**Supplied entries:**

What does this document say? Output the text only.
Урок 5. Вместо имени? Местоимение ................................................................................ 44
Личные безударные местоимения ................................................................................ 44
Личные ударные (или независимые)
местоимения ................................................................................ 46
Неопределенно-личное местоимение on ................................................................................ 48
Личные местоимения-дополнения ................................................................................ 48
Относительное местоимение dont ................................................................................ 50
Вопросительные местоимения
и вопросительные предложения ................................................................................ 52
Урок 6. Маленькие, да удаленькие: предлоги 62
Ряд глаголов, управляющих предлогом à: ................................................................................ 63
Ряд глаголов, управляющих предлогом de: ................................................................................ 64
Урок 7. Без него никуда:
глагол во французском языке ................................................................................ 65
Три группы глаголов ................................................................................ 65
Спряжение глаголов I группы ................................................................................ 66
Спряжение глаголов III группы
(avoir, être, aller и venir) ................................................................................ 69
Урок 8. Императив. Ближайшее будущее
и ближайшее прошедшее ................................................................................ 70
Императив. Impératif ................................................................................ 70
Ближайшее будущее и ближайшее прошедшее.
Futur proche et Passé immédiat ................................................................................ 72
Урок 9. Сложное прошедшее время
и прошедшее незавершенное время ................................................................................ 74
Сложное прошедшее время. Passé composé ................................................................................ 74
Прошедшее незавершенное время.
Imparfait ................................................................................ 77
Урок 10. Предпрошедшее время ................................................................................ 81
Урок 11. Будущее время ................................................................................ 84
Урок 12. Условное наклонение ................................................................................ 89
--
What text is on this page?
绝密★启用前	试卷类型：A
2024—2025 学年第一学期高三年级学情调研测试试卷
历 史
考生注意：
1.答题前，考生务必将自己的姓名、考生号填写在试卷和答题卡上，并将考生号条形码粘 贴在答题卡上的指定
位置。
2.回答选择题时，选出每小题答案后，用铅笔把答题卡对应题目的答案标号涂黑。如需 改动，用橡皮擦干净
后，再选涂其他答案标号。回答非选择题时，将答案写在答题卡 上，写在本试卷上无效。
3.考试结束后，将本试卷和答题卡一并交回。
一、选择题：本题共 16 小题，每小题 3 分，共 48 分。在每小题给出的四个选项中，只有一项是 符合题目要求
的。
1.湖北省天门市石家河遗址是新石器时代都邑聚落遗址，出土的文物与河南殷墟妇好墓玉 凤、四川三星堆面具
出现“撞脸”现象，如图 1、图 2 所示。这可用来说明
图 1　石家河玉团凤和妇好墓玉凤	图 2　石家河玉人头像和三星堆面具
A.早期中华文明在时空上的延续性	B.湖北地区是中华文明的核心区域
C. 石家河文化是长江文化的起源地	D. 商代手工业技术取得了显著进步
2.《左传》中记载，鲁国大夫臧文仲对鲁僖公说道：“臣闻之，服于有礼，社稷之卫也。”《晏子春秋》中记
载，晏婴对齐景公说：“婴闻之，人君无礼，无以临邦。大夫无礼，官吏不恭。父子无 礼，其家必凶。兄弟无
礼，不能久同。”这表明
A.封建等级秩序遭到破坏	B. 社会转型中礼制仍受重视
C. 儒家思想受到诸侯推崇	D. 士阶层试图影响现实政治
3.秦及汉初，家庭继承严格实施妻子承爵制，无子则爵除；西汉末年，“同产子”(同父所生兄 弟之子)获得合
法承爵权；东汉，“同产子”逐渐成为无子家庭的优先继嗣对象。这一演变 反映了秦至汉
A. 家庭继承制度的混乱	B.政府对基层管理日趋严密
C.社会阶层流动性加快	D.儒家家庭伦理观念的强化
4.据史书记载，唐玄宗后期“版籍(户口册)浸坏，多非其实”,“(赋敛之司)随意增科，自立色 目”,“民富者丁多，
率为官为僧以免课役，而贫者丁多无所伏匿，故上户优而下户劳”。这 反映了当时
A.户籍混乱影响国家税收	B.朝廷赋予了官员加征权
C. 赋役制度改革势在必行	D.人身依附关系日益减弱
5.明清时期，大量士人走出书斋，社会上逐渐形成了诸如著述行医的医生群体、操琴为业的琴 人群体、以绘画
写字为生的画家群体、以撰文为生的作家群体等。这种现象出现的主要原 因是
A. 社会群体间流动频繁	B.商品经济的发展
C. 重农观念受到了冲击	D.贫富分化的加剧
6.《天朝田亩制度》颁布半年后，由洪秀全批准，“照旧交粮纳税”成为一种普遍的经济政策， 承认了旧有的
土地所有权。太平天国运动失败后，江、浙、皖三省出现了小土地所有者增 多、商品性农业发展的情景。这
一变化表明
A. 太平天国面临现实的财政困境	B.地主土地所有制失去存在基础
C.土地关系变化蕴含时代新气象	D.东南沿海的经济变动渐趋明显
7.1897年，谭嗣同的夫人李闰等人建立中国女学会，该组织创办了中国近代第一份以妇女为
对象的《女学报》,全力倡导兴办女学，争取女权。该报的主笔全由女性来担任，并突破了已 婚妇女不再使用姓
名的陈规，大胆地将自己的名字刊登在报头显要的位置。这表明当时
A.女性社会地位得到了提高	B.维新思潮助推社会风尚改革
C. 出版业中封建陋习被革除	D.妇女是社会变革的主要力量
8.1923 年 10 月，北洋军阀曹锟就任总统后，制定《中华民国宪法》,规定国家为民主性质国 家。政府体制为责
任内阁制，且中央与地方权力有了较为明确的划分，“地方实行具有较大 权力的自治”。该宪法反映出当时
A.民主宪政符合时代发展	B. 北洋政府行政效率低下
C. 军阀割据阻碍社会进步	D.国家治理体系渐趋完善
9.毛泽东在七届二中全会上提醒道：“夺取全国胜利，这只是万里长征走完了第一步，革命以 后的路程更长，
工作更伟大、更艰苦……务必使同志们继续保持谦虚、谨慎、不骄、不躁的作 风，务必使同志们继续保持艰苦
...
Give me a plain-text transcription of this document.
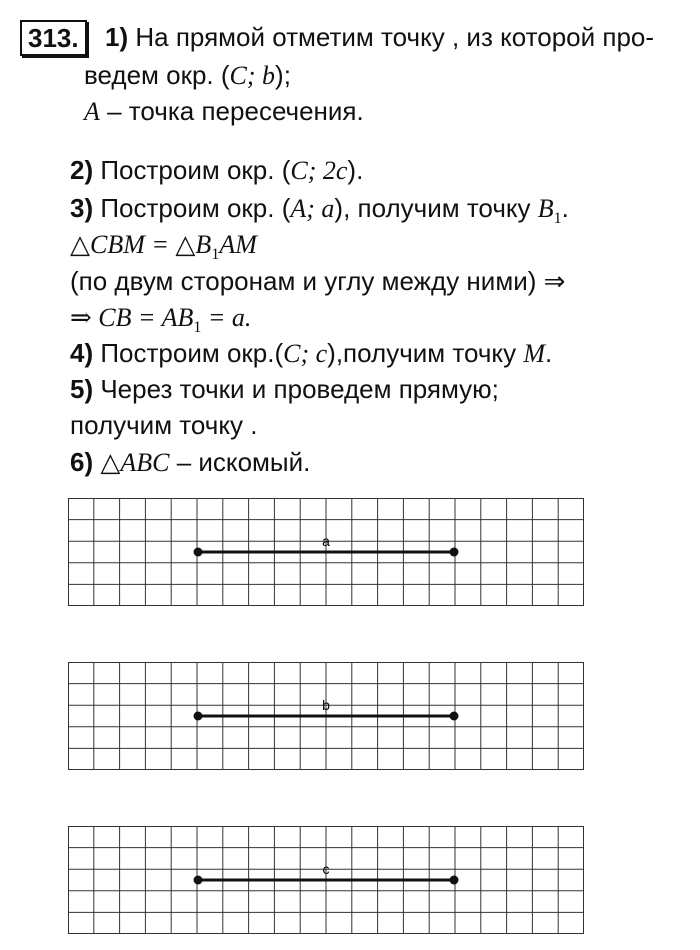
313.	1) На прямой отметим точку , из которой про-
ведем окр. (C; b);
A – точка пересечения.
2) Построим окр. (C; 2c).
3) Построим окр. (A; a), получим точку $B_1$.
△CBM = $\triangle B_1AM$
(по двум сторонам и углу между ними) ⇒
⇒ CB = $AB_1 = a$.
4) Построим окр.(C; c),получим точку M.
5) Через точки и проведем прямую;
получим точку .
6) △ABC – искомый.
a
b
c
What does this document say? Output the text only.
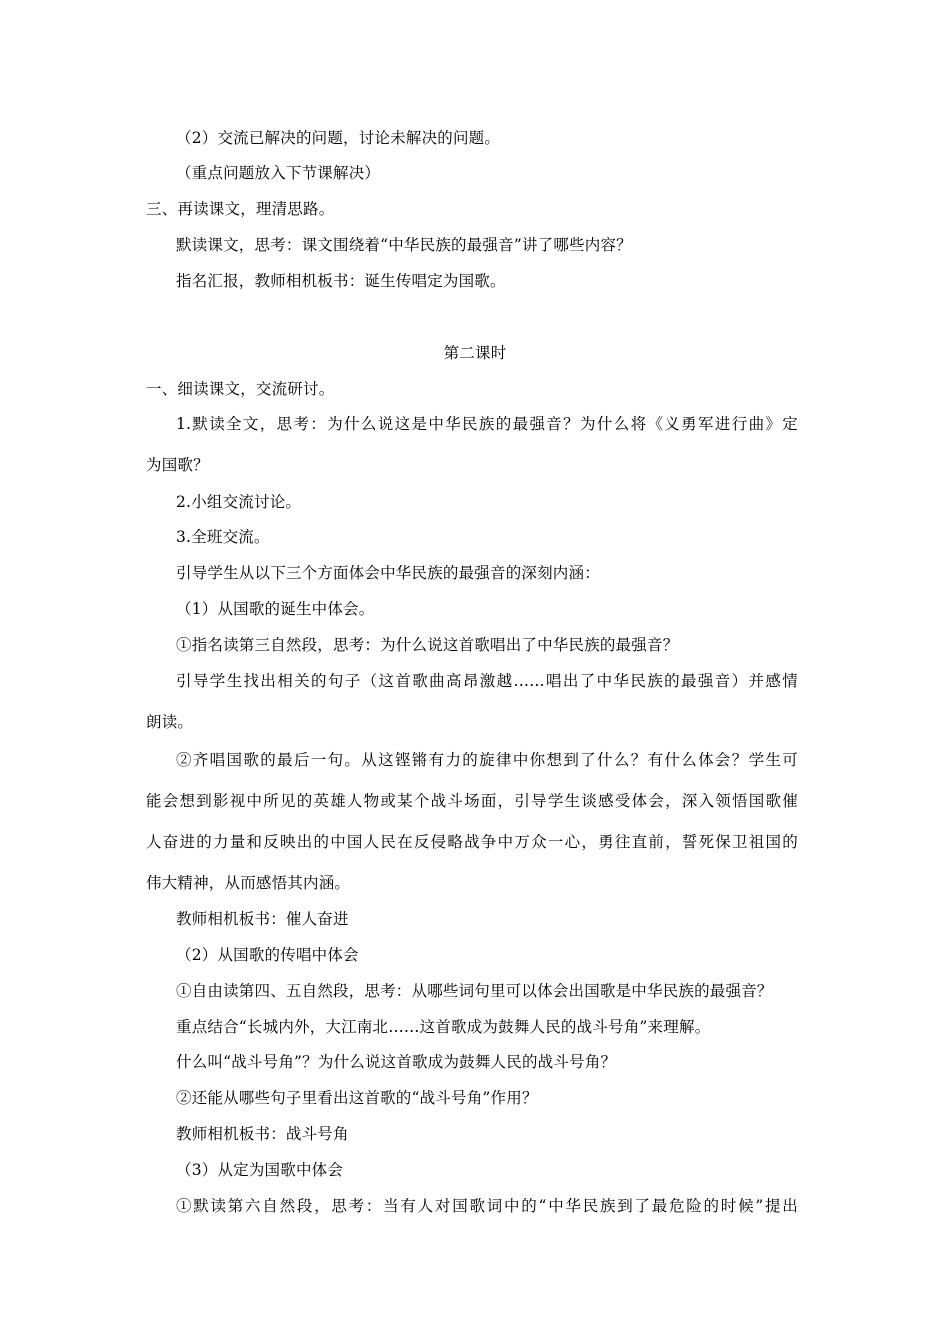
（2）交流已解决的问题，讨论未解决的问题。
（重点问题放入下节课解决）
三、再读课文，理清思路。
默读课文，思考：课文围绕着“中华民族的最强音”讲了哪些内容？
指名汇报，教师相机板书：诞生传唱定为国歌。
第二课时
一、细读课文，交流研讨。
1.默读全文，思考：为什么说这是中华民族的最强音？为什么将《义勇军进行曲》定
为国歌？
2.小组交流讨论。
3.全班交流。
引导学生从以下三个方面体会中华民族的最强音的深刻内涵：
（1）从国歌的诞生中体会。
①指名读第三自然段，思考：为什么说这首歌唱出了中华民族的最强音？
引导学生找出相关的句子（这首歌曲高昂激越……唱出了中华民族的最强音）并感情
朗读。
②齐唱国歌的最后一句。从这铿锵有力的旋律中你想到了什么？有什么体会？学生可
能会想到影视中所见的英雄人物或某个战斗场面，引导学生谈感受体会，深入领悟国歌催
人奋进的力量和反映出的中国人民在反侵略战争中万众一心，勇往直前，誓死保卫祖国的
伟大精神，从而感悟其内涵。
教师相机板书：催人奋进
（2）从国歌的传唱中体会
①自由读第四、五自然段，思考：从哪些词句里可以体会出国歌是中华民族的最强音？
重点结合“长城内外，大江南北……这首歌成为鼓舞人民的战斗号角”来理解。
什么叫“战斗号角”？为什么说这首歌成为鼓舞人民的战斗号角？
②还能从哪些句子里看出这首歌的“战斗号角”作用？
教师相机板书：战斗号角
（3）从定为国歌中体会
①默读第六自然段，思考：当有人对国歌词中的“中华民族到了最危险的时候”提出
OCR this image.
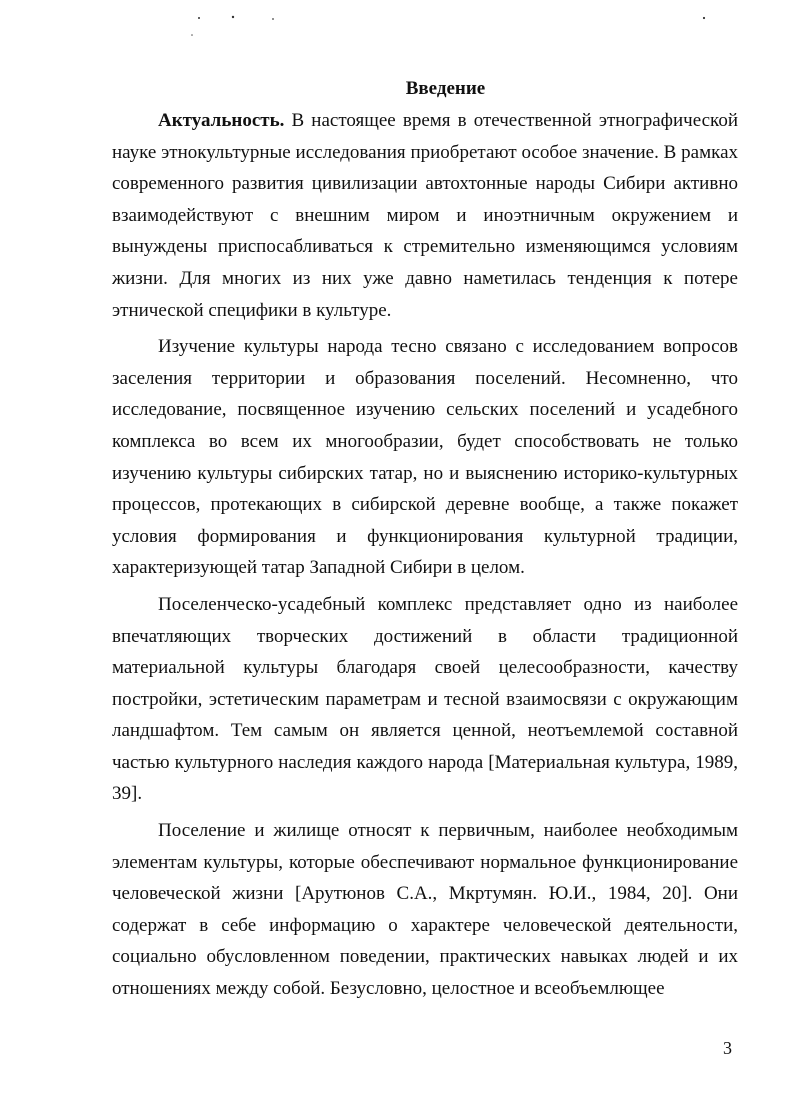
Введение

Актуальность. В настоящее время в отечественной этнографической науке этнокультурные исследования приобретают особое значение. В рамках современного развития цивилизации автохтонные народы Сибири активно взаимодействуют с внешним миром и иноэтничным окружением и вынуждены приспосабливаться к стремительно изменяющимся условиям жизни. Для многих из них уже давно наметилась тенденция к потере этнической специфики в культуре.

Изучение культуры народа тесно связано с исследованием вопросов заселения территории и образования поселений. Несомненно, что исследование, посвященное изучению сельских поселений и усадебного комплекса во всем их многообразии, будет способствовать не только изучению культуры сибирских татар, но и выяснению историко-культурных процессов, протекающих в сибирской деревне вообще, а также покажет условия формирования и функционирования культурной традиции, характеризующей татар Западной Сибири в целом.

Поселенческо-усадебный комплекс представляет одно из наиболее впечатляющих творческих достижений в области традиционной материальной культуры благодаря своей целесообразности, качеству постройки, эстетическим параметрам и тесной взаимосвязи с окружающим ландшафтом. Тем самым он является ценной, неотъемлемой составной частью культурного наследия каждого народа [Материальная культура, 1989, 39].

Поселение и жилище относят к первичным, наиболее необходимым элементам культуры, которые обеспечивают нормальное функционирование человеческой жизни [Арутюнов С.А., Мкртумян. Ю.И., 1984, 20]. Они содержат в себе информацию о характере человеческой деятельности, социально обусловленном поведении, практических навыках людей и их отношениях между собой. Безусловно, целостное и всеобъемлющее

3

**What you should do:** From the entries above, select each line containing the string "точку".

**Written answer:**
313.	1) На прямой отметим точку , из которой про-
3) Построим окр. (A; a), получим точку $B_1$.
4) Построим окр.(C; c),получим точку M.
получим точку .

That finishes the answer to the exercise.